### TASK INSTRUCTIONS
Quote the full listing word for word.

── RECORDS FOR THE EXERCISE

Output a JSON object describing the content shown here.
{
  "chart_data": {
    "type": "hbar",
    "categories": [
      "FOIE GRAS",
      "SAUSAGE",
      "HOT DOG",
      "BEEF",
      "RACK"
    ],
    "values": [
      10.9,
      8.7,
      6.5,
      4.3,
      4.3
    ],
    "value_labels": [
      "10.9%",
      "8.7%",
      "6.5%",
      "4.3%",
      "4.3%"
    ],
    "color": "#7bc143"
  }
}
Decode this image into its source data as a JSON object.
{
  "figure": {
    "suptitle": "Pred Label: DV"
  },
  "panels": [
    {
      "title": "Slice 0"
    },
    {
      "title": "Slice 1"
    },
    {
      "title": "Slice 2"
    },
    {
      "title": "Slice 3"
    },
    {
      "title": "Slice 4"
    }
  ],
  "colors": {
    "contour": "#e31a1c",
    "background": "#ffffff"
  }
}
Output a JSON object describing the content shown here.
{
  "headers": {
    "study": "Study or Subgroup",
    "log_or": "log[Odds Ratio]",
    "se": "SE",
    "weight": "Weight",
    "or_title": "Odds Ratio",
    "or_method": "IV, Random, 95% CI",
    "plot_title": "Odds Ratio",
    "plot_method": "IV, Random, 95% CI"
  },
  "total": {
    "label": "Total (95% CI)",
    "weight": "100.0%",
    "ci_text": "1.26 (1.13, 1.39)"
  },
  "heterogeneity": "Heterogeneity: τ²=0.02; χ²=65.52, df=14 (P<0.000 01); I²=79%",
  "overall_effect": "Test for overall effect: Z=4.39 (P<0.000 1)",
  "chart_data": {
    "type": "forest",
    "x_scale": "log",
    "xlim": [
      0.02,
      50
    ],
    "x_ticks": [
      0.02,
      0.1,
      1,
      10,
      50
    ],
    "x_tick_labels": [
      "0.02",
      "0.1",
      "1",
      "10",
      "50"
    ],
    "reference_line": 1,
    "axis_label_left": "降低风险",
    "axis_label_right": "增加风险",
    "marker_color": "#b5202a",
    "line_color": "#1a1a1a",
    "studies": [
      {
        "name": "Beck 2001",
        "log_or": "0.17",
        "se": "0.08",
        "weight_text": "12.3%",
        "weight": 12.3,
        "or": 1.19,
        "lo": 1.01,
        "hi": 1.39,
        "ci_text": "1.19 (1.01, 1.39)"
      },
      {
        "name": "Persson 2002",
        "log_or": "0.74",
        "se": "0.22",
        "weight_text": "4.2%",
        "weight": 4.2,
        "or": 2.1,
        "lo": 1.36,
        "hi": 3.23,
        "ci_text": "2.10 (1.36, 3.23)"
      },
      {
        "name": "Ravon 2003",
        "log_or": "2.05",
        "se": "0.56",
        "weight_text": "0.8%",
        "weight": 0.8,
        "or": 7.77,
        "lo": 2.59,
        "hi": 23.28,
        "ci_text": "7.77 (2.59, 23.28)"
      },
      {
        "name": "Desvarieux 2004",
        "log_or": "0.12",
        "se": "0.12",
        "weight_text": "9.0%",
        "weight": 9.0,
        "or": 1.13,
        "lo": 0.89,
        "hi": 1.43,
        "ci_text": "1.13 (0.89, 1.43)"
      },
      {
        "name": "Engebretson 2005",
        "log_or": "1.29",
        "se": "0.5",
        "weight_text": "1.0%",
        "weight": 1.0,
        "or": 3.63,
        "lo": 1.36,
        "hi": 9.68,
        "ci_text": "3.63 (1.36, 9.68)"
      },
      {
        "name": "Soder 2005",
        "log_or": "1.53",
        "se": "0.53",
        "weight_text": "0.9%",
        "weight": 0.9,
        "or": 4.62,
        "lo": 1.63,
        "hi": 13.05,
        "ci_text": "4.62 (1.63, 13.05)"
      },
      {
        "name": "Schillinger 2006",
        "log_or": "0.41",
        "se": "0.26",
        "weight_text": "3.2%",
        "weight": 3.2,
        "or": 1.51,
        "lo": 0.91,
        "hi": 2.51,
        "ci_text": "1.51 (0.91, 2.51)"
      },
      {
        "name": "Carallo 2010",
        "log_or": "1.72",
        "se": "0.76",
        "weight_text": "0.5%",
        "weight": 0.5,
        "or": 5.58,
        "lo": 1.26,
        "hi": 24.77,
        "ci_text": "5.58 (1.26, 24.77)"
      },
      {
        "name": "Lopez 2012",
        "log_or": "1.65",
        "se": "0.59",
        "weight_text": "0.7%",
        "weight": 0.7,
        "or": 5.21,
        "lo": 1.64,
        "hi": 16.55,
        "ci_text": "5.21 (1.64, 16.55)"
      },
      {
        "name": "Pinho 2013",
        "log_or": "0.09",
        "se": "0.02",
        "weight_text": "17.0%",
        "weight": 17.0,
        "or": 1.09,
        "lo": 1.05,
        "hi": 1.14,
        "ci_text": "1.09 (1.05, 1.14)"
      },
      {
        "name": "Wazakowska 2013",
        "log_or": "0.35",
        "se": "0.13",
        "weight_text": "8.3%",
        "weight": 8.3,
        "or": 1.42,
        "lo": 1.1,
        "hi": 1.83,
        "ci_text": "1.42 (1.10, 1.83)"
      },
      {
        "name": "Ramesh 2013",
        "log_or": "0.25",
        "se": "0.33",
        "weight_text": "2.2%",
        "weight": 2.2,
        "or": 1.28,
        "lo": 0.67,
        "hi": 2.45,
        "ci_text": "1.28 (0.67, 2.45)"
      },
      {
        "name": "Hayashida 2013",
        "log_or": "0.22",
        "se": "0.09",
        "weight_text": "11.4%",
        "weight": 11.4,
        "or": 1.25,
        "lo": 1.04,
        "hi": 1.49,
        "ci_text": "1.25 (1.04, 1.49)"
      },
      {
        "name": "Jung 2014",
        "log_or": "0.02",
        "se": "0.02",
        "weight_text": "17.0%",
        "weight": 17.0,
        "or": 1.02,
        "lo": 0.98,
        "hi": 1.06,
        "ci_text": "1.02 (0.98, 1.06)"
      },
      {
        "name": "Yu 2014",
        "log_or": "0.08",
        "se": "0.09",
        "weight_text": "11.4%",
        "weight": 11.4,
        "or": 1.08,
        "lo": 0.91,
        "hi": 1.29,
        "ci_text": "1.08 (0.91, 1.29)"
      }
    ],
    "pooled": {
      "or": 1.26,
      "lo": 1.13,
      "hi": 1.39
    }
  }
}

────

### WORKED SOLUTION
Output a JSON object describing the content shown here.
{
  "chart_data": {
    "type": "hbar",
    "categories": [
      "FOIE GRAS",
      "SAUSAGE",
      "HOT DOG",
      "BEEF",
      "RACK"
    ],
    "values": [
      10.9,
      8.7,
      6.5,
      4.3,
      4.3
    ],
    "value_labels": [
      "10.9%",
      "8.7%",
      "6.5%",
      "4.3%",
      "4.3%"
    ],
    "color": "#7bc143"
  }
}
Decode this image into its source data as a JSON object.
{
  "figure": {
    "suptitle": "Pred Label: DV"
  },
  "panels": [
    {
      "title": "Slice 0"
    },
    {
      "title": "Slice 1"
    },
    {
      "title": "Slice 2"
    },
    {
      "title": "Slice 3"
    },
    {
      "title": "Slice 4"
    }
  ],
  "colors": {
    "contour": "#e31a1c",
    "background": "#ffffff"
  }
}
Output a JSON object describing the content shown here.
{
  "headers": {
    "study": "Study or Subgroup",
    "log_or": "log[Odds Ratio]",
    "se": "SE",
    "weight": "Weight",
    "or_title": "Odds Ratio",
    "or_method": "IV, Random, 95% CI",
    "plot_title": "Odds Ratio",
    "plot_method": "IV, Random, 95% CI"
  },
  "total": {
    "label": "Total (95% CI)",
    "weight": "100.0%",
    "ci_text": "1.26 (1.13, 1.39)"
  },
  "heterogeneity": "Heterogeneity: τ²=0.02; χ²=65.52, df=14 (P<0.000 01); I²=79%",
  "overall_effect": "Test for overall effect: Z=4.39 (P<0.000 1)",
  "chart_data": {
    "type": "forest",
    "x_scale": "log",
    "xlim": [
      0.02,
      50
    ],
    "x_ticks": [
      0.02,
      0.1,
      1,
      10,
      50
    ],
    "x_tick_labels": [
      "0.02",
      "0.1",
      "1",
      "10",
      "50"
    ],
    "reference_line": 1,
    "axis_label_left": "降低风险",
    "axis_label_right": "增加风险",
    "marker_color": "#b5202a",
    "line_color": "#1a1a1a",
    "studies": [
      {
        "name": "Beck 2001",
        "log_or": "0.17",
        "se": "0.08",
        "weight_text": "12.3%",
        "weight": 12.3,
        "or": 1.19,
        "lo": 1.01,
        "hi": 1.39,
        "ci_text": "1.19 (1.01, 1.39)"
      },
      {
        "name": "Persson 2002",
        "log_or": "0.74",
        "se": "0.22",
        "weight_text": "4.2%",
        "weight": 4.2,
        "or": 2.1,
        "lo": 1.36,
        "hi": 3.23,
        "ci_text": "2.10 (1.36, 3.23)"
      },
      {
        "name": "Ravon 2003",
        "log_or": "2.05",
        "se": "0.56",
        "weight_text": "0.8%",
        "weight": 0.8,
        "or": 7.77,
        "lo": 2.59,
        "hi": 23.28,
        "ci_text": "7.77 (2.59, 23.28)"
      },
      {
        "name": "Desvarieux 2004",
        "log_or": "0.12",
        "se": "0.12",
        "weight_text": "9.0%",
        "weight": 9.0,
        "or": 1.13,
        "lo": 0.89,
        "hi": 1.43,
        "ci_text": "1.13 (0.89, 1.43)"
      },
      {
        "name": "Engebretson 2005",
        "log_or": "1.29",
        "se": "0.5",
        "weight_text": "1.0%",
        "weight": 1.0,
        "or": 3.63,
        "lo": 1.36,
        "hi": 9.68,
        "ci_text": "3.63 (1.36, 9.68)"
      },
      {
        "name": "Soder 2005",
        "log_or": "1.53",
        "se": "0.53",
        "weight_text": "0.9%",
        "weight": 0.9,
        "or": 4.62,
        "lo": 1.63,
        "hi": 13.05,
        "ci_text": "4.62 (1.63, 13.05)"
      },
      {
        "name": "Schillinger 2006",
        "log_or": "0.41",
        "se": "0.26",
        "weight_text": "3.2%",
        "weight": 3.2,
        "or": 1.51,
        "lo": 0.91,
        "hi": 2.51,
        "ci_text": "1.51 (0.91, 2.51)"
      },
      {
        "name": "Carallo 2010",
        "log_or": "1.72",
        "se": "0.76",
        "weight_text": "0.5%",
        "weight": 0.5,
        "or": 5.58,
        "lo": 1.26,
        "hi": 24.77,
        "ci_text": "5.58 (1.26, 24.77)"
      },
      {
        "name": "Lopez 2012",
        "log_or": "1.65",
        "se": "0.59",
        "weight_text": "0.7%",
        "weight": 0.7,
        "or": 5.21,
        "lo": 1.64,
        "hi": 16.55,
        "ci_text": "5.21 (1.64, 16.55)"
      },
      {
        "name": "Pinho 2013",
        "log_or": "0.09",
        "se": "0.02",
        "weight_text": "17.0%",
        "weight": 17.0,
        "or": 1.09,
        "lo": 1.05,
        "hi": 1.14,
        "ci_text": "1.09 (1.05, 1.14)"
      },
      {
        "name": "Wazakowska 2013",
        "log_or": "0.35",
        "se": "0.13",
        "weight_text": "8.3%",
        "weight": 8.3,
        "or": 1.42,
        "lo": 1.1,
        "hi": 1.83,
        "ci_text": "1.42 (1.10, 1.83)"
      },
      {
        "name": "Ramesh 2013",
        "log_or": "0.25",
        "se": "0.33",
        "weight_text": "2.2%",
        "weight": 2.2,
        "or": 1.28,
        "lo": 0.67,
        "hi": 2.45,
        "ci_text": "1.28 (0.67, 2.45)"
      },
      {
        "name": "Hayashida 2013",
        "log_or": "0.22",
        "se": "0.09",
        "weight_text": "11.4%",
        "weight": 11.4,
        "or": 1.25,
        "lo": 1.04,
        "hi": 1.49,
        "ci_text": "1.25 (1.04, 1.49)"
      },
      {
        "name": "Jung 2014",
        "log_or": "0.02",
        "se": "0.02",
        "weight_text": "17.0%",
        "weight": 17.0,
        "or": 1.02,
        "lo": 0.98,
        "hi": 1.06,
        "ci_text": "1.02 (0.98, 1.06)"
      },
      {
        "name": "Yu 2014",
        "log_or": "0.08",
        "se": "0.09",
        "weight_text": "11.4%",
        "weight": 11.4,
        "or": 1.08,
        "lo": 0.91,
        "hi": 1.29,
        "ci_text": "1.08 (0.91, 1.29)"
      }
    ],
    "pooled": {
      "or": 1.26,
      "lo": 1.13,
      "hi": 1.39
    }
  }
}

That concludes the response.